# GIVEN PROBLEM
Scan the data below for the string "signal". Show every line where it turns up.

Collected data:
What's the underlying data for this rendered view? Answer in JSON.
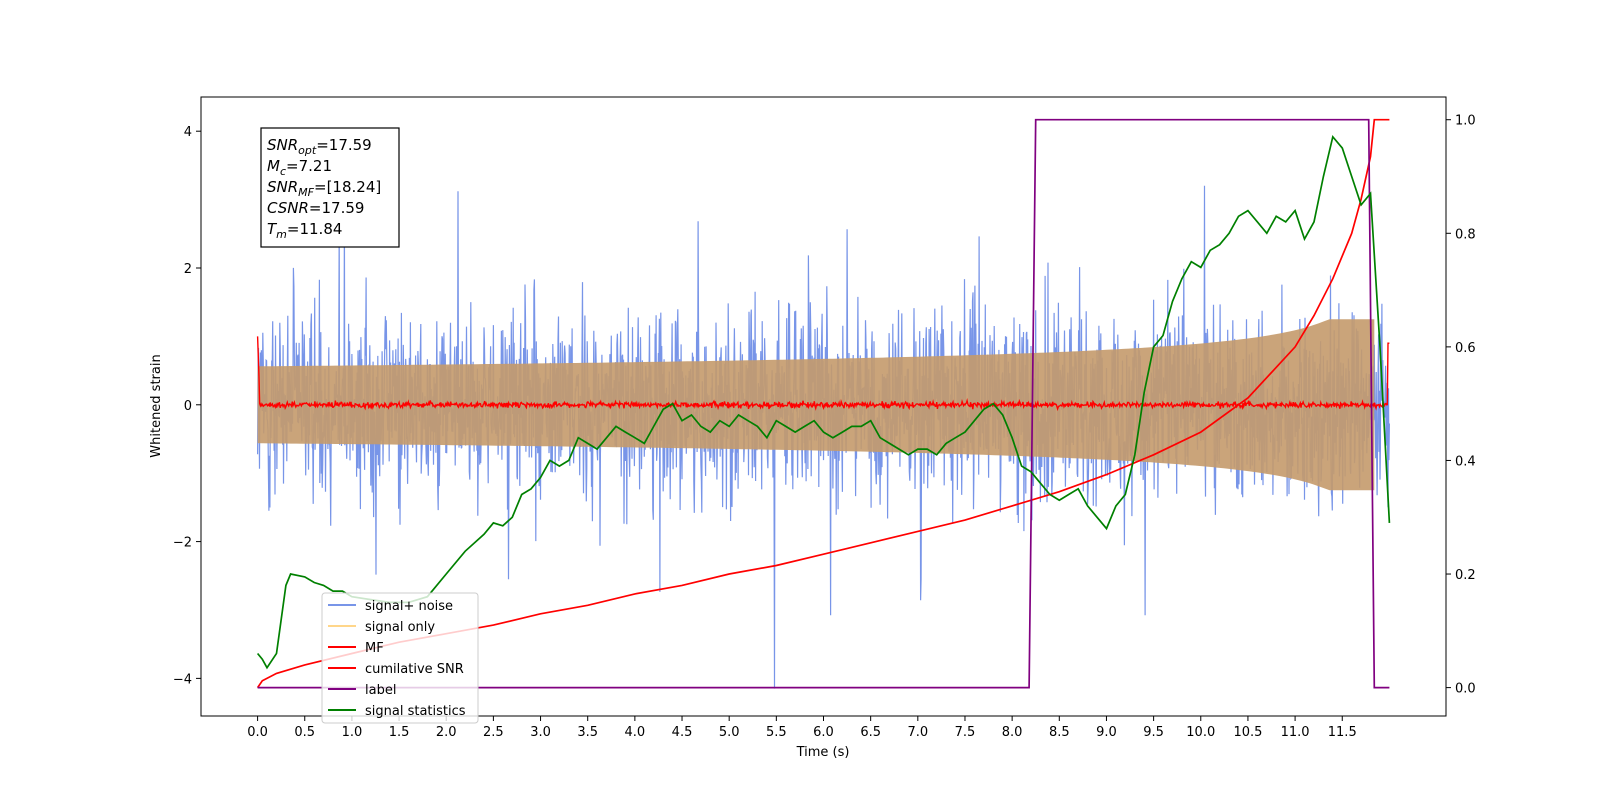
{
  "chart_data": {
    "type": "line",
    "xlabel": "Time (s)",
    "ylabel": "Whitened strain",
    "xlim": [
      -0.6,
      12.6
    ],
    "ylim": [
      -4.55,
      4.5
    ],
    "y2lim": [
      -0.05,
      1.04
    ],
    "xticks": [
      "0.0",
      "0.5",
      "1.0",
      "1.5",
      "2.0",
      "2.5",
      "3.0",
      "3.5",
      "4.0",
      "4.5",
      "5.0",
      "5.5",
      "6.0",
      "6.5",
      "7.0",
      "7.5",
      "8.0",
      "8.5",
      "9.0",
      "9.5",
      "10.0",
      "10.5",
      "11.0",
      "11.5"
    ],
    "yticks": [
      "4",
      "2",
      "0",
      "−2",
      "−4"
    ],
    "y2ticks": [
      "1.0",
      "0.8",
      "0.6",
      "0.4",
      "0.2",
      "0.0"
    ],
    "grid": false,
    "legend_position": "lower-left",
    "info_box": [
      {
        "sym": "SNR",
        "sub": "opt",
        "eq": "=17.59"
      },
      {
        "sym": "M",
        "sub": "c",
        "eq": "=7.21"
      },
      {
        "sym": "SNR",
        "sub": "MF",
        "eq": "=[18.24]"
      },
      {
        "sym": "CSNR",
        "sub": "",
        "eq": "=17.59"
      },
      {
        "sym": "T",
        "sub": "m",
        "eq": "=11.84"
      }
    ],
    "series": [
      {
        "name": "signal+ noise",
        "color": "#7895e8",
        "axis": "left",
        "style": "noise",
        "t_range": [
          0,
          12.0
        ],
        "amplitude_envelope": [
          2.4,
          3.2
        ]
      },
      {
        "name": "signal only",
        "color": "#ffd68a",
        "axis": "left",
        "style": "chirp",
        "t_range": [
          0,
          11.84
        ],
        "amplitude_at_end": 1.25
      },
      {
        "name": "MF",
        "color": "#ff0000",
        "axis": "left",
        "style": "mf",
        "t_range": [
          0,
          12.0
        ]
      },
      {
        "name": "cumilative SNR",
        "color": "#ff0000",
        "axis": "right",
        "x": [
          0.0,
          0.05,
          0.2,
          0.5,
          1,
          1.5,
          2,
          2.5,
          3,
          3.5,
          4,
          4.5,
          5,
          5.5,
          6,
          6.5,
          7,
          7.5,
          8,
          8.5,
          9,
          9.5,
          10,
          10.5,
          11,
          11.2,
          11.4,
          11.6,
          11.7,
          11.8,
          11.84,
          12.0
        ],
        "y": [
          0.0,
          0.012,
          0.025,
          0.04,
          0.06,
          0.08,
          0.095,
          0.11,
          0.13,
          0.145,
          0.165,
          0.18,
          0.2,
          0.215,
          0.235,
          0.255,
          0.275,
          0.295,
          0.32,
          0.345,
          0.375,
          0.41,
          0.45,
          0.51,
          0.6,
          0.655,
          0.72,
          0.8,
          0.86,
          0.935,
          1.0,
          1.0
        ]
      },
      {
        "name": "label",
        "color": "#800080",
        "axis": "right",
        "x": [
          0.0,
          8.18,
          8.25,
          11.78,
          11.84,
          12.0
        ],
        "y": [
          0.0,
          0.0,
          1.0,
          1.0,
          0.0,
          0.0
        ]
      },
      {
        "name": "signal statistics",
        "color": "#008000",
        "axis": "right",
        "x": [
          0.0,
          0.05,
          0.1,
          0.2,
          0.3,
          0.35,
          0.5,
          0.6,
          0.7,
          0.8,
          0.9,
          1.0,
          1.2,
          1.4,
          1.6,
          1.8,
          2.0,
          2.2,
          2.4,
          2.5,
          2.6,
          2.7,
          2.8,
          2.9,
          3.0,
          3.1,
          3.2,
          3.3,
          3.4,
          3.5,
          3.6,
          3.7,
          3.8,
          3.9,
          4.0,
          4.1,
          4.2,
          4.3,
          4.4,
          4.5,
          4.6,
          4.7,
          4.8,
          4.9,
          5.0,
          5.1,
          5.2,
          5.3,
          5.4,
          5.5,
          5.6,
          5.7,
          5.8,
          5.9,
          6.0,
          6.1,
          6.2,
          6.3,
          6.4,
          6.5,
          6.6,
          6.7,
          6.8,
          6.9,
          7.0,
          7.1,
          7.2,
          7.3,
          7.4,
          7.5,
          7.6,
          7.7,
          7.8,
          7.9,
          8.0,
          8.1,
          8.2,
          8.3,
          8.4,
          8.5,
          8.6,
          8.7,
          8.8,
          8.9,
          9.0,
          9.1,
          9.2,
          9.3,
          9.4,
          9.5,
          9.6,
          9.7,
          9.8,
          9.9,
          10.0,
          10.1,
          10.2,
          10.3,
          10.4,
          10.5,
          10.6,
          10.7,
          10.8,
          10.9,
          11.0,
          11.1,
          11.2,
          11.3,
          11.4,
          11.5,
          11.6,
          11.7,
          11.8,
          11.9,
          12.0
        ],
        "y": [
          0.06,
          0.05,
          0.035,
          0.06,
          0.18,
          0.2,
          0.195,
          0.185,
          0.18,
          0.17,
          0.17,
          0.16,
          0.155,
          0.15,
          0.15,
          0.16,
          0.2,
          0.24,
          0.27,
          0.29,
          0.285,
          0.3,
          0.34,
          0.35,
          0.37,
          0.4,
          0.39,
          0.4,
          0.44,
          0.43,
          0.42,
          0.44,
          0.46,
          0.45,
          0.44,
          0.43,
          0.46,
          0.49,
          0.5,
          0.47,
          0.48,
          0.46,
          0.45,
          0.47,
          0.46,
          0.48,
          0.47,
          0.46,
          0.44,
          0.47,
          0.46,
          0.45,
          0.46,
          0.47,
          0.45,
          0.44,
          0.45,
          0.46,
          0.46,
          0.47,
          0.44,
          0.43,
          0.42,
          0.41,
          0.42,
          0.42,
          0.41,
          0.43,
          0.44,
          0.45,
          0.47,
          0.49,
          0.5,
          0.48,
          0.44,
          0.39,
          0.38,
          0.36,
          0.34,
          0.33,
          0.34,
          0.35,
          0.32,
          0.3,
          0.28,
          0.32,
          0.34,
          0.41,
          0.52,
          0.6,
          0.62,
          0.68,
          0.72,
          0.75,
          0.74,
          0.77,
          0.78,
          0.8,
          0.83,
          0.84,
          0.82,
          0.8,
          0.83,
          0.82,
          0.84,
          0.79,
          0.82,
          0.9,
          0.97,
          0.95,
          0.9,
          0.85,
          0.87,
          0.6,
          0.29
        ]
      }
    ]
  }
}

# COMPLETE RESPONSE
        "name": "signal+ noise",
        "name": "signal only",
        "name": "signal statistics",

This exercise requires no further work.